AVAILABLE DATA:

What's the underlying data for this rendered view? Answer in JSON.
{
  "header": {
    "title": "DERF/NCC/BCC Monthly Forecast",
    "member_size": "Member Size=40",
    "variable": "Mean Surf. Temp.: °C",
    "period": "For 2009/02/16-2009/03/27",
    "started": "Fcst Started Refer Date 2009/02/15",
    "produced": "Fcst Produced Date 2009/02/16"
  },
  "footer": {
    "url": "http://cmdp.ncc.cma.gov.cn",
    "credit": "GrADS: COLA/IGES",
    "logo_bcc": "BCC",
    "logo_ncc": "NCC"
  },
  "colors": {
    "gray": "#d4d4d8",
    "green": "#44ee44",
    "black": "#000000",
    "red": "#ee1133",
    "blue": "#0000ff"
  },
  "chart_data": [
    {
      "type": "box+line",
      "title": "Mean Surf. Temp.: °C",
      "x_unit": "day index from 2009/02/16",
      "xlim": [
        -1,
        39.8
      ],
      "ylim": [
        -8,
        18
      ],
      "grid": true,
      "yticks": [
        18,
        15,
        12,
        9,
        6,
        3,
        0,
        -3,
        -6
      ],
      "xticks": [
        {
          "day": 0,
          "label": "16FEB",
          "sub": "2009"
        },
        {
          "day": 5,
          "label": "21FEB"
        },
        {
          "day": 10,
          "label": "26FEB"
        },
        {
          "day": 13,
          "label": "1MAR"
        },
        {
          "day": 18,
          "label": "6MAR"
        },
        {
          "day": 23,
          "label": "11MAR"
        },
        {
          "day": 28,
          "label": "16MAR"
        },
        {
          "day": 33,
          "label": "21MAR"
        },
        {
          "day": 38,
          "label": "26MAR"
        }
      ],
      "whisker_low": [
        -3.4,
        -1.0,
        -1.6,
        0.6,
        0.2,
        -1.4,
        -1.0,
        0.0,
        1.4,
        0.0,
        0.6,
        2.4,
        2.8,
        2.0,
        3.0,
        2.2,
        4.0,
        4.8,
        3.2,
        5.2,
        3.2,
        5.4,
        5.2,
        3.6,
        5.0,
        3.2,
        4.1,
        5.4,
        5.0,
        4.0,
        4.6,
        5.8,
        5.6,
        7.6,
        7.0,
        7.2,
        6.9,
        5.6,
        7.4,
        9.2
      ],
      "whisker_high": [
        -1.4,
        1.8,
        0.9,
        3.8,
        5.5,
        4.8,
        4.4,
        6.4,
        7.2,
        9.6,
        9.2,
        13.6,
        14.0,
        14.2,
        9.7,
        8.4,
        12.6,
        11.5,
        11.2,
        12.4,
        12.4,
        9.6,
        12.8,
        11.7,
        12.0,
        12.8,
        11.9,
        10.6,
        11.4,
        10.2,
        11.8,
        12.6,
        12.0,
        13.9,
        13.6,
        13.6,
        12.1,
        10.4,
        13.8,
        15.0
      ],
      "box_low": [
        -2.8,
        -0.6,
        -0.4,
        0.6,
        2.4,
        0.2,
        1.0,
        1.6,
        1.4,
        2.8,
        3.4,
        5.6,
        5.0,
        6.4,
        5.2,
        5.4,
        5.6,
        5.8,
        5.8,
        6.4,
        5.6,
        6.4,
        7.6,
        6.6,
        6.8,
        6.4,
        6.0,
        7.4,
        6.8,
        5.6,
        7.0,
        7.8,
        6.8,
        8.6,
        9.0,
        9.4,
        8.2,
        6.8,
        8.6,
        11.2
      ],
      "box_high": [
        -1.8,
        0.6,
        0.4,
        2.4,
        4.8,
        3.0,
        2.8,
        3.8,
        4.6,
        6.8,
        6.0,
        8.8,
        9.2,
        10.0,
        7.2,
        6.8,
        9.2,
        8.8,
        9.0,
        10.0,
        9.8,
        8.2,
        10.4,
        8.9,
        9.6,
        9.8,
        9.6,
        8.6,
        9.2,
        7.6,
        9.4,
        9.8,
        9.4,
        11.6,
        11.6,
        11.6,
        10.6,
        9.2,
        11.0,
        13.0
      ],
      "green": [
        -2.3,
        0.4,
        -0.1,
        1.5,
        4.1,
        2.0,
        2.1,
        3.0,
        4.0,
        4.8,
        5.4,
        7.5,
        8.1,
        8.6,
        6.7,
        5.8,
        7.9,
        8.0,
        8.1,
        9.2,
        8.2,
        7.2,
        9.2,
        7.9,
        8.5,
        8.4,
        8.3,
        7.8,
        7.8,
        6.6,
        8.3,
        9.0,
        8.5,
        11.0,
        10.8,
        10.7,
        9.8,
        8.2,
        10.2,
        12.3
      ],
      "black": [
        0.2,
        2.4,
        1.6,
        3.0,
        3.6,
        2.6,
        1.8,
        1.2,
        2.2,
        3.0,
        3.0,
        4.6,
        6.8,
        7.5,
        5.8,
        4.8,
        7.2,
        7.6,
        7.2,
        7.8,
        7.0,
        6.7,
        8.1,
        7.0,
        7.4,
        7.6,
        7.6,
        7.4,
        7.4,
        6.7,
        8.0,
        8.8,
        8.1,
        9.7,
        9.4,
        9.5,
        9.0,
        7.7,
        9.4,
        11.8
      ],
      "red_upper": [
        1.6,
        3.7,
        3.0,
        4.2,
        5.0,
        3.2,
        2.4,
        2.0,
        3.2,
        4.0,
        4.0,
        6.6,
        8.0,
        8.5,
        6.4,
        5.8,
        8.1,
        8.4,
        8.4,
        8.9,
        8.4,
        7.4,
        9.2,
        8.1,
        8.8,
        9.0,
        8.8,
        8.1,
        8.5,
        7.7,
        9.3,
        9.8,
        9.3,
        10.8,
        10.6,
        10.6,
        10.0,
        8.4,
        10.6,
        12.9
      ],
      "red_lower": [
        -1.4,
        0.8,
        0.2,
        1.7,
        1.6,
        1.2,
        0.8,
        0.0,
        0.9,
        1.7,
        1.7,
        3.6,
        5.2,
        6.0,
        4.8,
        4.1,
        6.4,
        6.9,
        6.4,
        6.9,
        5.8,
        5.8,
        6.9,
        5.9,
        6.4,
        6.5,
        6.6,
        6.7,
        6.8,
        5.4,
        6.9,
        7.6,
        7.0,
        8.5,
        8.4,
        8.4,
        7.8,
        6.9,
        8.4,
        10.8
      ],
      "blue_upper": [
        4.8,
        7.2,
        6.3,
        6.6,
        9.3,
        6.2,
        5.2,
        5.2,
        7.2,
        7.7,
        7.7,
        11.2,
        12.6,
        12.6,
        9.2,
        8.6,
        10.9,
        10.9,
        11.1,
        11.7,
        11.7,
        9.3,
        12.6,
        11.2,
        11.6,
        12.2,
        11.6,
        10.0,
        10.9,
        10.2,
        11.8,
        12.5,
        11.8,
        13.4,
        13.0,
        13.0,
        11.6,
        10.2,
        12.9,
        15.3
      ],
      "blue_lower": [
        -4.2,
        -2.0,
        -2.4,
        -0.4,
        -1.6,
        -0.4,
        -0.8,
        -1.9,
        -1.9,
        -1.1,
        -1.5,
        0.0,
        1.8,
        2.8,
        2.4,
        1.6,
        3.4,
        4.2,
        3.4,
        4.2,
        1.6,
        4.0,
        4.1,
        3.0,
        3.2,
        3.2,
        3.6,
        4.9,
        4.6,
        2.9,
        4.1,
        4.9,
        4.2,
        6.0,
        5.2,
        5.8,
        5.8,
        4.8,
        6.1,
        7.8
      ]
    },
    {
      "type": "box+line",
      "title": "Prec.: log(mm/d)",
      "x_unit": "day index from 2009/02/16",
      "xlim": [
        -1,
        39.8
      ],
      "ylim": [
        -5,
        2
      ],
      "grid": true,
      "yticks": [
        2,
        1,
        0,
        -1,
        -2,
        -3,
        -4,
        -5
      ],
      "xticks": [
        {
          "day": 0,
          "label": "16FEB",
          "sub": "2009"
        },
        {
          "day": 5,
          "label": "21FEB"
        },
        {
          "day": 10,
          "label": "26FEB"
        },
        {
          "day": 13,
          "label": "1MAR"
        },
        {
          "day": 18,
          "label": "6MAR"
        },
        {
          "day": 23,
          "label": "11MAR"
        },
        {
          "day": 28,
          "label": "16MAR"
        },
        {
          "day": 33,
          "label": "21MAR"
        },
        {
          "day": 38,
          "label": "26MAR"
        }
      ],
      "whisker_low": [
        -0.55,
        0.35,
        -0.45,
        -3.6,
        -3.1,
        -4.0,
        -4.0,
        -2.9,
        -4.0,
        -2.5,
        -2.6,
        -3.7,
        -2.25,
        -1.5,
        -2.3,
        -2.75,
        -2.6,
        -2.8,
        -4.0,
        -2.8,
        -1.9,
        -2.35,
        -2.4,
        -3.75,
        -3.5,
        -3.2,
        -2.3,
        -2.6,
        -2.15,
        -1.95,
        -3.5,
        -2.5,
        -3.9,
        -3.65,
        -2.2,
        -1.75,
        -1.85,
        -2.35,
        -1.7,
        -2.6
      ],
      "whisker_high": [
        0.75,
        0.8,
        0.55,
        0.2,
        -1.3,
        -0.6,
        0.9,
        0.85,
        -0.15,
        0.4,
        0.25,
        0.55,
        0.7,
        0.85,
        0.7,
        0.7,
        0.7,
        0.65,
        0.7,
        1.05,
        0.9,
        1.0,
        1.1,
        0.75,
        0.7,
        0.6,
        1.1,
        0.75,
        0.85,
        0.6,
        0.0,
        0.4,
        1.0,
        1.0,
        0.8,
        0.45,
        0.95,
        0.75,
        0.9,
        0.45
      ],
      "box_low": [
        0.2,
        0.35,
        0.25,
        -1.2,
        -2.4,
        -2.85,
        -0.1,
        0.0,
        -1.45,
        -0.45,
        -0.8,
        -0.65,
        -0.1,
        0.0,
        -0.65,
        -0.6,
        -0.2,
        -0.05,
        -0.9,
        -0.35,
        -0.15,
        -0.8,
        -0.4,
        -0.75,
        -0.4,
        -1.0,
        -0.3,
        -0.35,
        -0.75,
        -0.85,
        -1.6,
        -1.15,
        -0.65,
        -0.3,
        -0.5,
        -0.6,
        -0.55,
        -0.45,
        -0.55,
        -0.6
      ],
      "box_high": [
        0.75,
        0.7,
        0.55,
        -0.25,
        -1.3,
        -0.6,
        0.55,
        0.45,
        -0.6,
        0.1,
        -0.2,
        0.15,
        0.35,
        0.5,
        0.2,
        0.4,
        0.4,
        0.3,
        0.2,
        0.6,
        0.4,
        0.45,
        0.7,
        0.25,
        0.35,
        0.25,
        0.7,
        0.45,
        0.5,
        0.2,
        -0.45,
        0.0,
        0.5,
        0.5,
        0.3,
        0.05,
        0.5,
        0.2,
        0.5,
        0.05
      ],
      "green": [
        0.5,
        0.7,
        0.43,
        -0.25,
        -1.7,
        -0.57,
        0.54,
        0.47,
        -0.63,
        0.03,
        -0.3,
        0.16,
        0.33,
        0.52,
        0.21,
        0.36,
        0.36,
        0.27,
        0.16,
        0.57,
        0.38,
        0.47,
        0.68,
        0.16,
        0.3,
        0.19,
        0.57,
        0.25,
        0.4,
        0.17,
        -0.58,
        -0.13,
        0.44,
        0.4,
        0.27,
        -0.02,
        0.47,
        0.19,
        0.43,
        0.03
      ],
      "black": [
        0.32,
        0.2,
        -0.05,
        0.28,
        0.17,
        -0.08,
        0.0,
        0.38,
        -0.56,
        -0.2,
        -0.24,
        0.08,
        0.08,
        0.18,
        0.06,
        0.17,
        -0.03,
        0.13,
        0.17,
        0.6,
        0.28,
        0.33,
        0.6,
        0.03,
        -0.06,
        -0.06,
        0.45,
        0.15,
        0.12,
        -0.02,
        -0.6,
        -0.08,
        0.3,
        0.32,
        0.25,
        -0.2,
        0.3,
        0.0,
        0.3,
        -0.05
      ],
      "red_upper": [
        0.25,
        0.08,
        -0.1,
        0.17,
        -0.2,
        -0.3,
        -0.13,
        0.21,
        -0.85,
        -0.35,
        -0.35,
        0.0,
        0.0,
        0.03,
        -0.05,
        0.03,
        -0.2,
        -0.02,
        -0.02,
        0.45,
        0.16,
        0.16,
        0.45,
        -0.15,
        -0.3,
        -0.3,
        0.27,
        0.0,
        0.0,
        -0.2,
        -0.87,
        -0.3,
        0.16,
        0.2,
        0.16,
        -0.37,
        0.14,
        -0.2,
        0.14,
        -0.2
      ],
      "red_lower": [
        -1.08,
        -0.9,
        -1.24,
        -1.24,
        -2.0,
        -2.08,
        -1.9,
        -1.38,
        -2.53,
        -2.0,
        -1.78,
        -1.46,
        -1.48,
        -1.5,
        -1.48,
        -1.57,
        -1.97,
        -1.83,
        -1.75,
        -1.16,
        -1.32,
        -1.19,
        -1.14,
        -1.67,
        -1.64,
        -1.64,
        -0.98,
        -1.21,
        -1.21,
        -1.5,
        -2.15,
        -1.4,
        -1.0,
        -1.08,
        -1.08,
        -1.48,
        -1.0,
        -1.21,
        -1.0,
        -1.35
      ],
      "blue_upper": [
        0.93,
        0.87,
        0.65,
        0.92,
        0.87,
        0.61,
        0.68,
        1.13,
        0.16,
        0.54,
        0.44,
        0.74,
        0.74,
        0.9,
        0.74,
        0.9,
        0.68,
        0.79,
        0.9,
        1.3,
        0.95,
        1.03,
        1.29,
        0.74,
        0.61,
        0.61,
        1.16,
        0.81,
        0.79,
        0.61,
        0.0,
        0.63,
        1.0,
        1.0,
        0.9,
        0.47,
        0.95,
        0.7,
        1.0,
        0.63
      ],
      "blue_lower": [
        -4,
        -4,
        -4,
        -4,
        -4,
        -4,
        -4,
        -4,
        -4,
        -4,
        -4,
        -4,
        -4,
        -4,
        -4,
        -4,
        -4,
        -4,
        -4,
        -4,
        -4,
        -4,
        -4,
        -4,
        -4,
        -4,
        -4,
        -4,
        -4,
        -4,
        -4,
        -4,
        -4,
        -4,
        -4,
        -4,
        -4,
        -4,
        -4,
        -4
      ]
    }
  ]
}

WHAT THIS TASK INVOLVES: List each line holding the string "Temp".

EXERCISE RESULT:
    "variable": "Mean Surf. Temp.: °C",
      "title": "Mean Surf. Temp.: °C",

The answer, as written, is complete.